Task goal
Take every line that has the string "соблюдением" and copy it out.

Recorded data
·····

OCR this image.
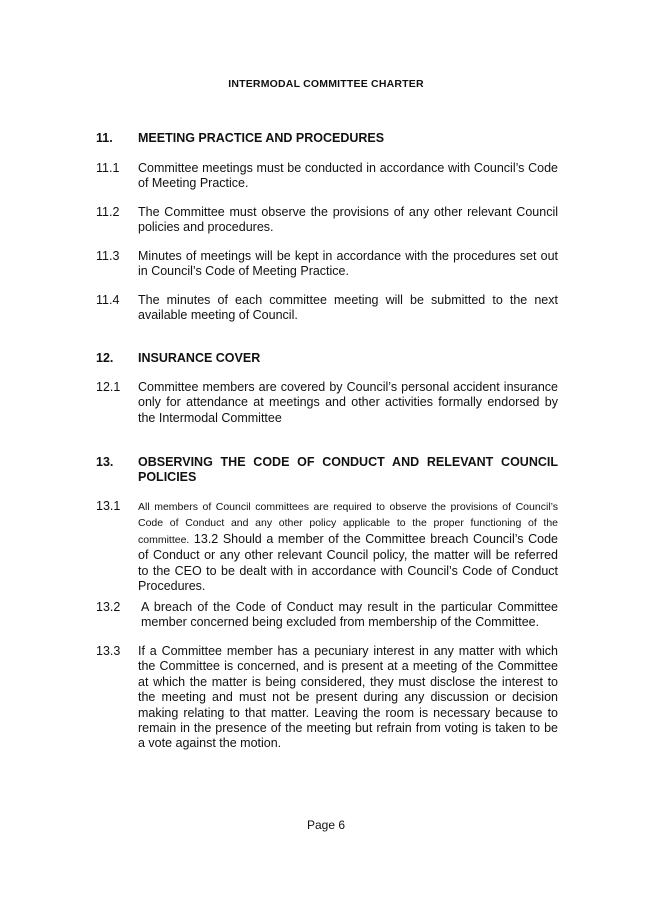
INTERMODAL COMMITTEE CHARTER
11. MEETING PRACTICE AND PROCEDURES
11.1 Committee meetings must be conducted in accordance with Council’s Code of Meeting Practice.
11.2 The Committee must observe the provisions of any other relevant Council policies and procedures.
11.3 Minutes of meetings will be kept in accordance with the procedures set out in Council’s Code of Meeting Practice.
11.4 The minutes of each committee meeting will be submitted to the next available meeting of Council.
12. INSURANCE COVER
12.1 Committee members are covered by Council’s personal accident insurance only for attendance at meetings and other activities formally endorsed by the Intermodal Committee
13. OBSERVING THE CODE OF CONDUCT AND RELEVANT COUNCIL POLICIES
13.1 All members of Council committees are required to observe the provisions of Council’s Code of Conduct and any other policy applicable to the proper functioning of the committee. 13.2 Should a member of the Committee breach Council’s Code of Conduct or any other relevant Council policy, the matter will be referred to the CEO to be dealt with in accordance with Council’s Code of Conduct Procedures.
13.2 A breach of the Code of Conduct may result in the particular Committee member concerned being excluded from membership of the Committee.
13.3 If a Committee member has a pecuniary interest in any matter with which the Committee is concerned, and is present at a meeting of the Committee at which the matter is being considered, they must disclose the interest to the meeting and must not be present during any discussion or decision making relating to that matter. Leaving the room is necessary because to remain in the presence of the meeting but refrain from voting is taken to be a vote against the motion.
Page 6
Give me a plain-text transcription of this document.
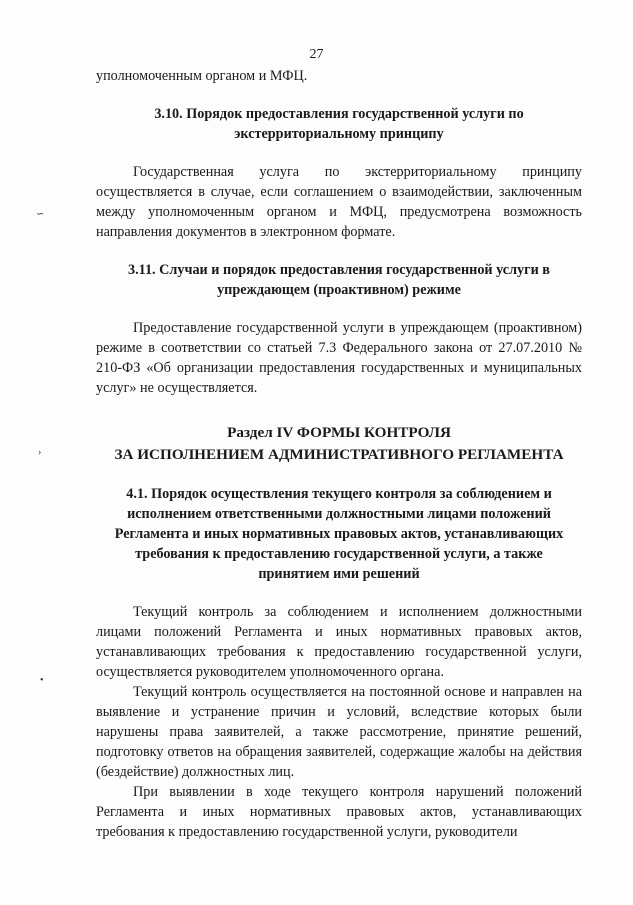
27
∽
›
•

уполномоченным органом и МФЦ.

3.10. Порядок предоставления государственной услуги по

экстерриториальному принципу

Государственная услуга по экстерриториальному принципу осуществляется в случае, если соглашением о взаимодействии, заключенным между уполномоченным органом и МФЦ, предусмотрена возможность направления документов в электронном формате.

3.11. Случаи и порядок предоставления государственной услуги в

упреждающем (проактивном) режиме

Предоставление государственной услуги в упреждающем (проактивном) режиме в соответствии со статьей 7.3 Федерального закона от 27.07.2010 № 210-ФЗ «Об организации предоставления государственных и муниципальных услуг» не осуществляется.

Раздел IV ФОРМЫ КОНТРОЛЯ

ЗА ИСПОЛНЕНИЕМ АДМИНИСТРАТИВНОГО РЕГЛАМЕНТА

4.1. Порядок осуществления текущего контроля за соблюдением и

исполнением ответственными должностными лицами положений

Регламента и иных нормативных правовых актов, устанавливающих

требования к предоставлению государственной услуги, а также

принятием ими решений

Текущий контроль за соблюдением и исполнением должностными лицами положений Регламента и иных нормативных правовых актов, устанавливающих требования к предоставлению государственной услуги, осуществляется руководителем уполномоченного органа.

Текущий контроль осуществляется на постоянной основе и направлен на выявление и устранение причин и условий, вследствие которых были нарушены права заявителей, а также рассмотрение, принятие решений, подготовку ответов на обращения заявителей, содержащие жалобы на действия (бездействие) должностных лиц.

При выявлении в ходе текущего контроля нарушений положений Регламента и иных нормативных правовых актов, устанавливающих требования к предоставлению государственной услуги, руководители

·····

Solution for this problem
4.1. Порядок осуществления текущего контроля за соблюдением и
Текущий контроль за соблюдением и исполнением должностными лицами положений Регламента и иных нормативных правовых актов, устанавливающих требования к предоставлению государственной услуги, осуществляется руководителем уполномоченного органа.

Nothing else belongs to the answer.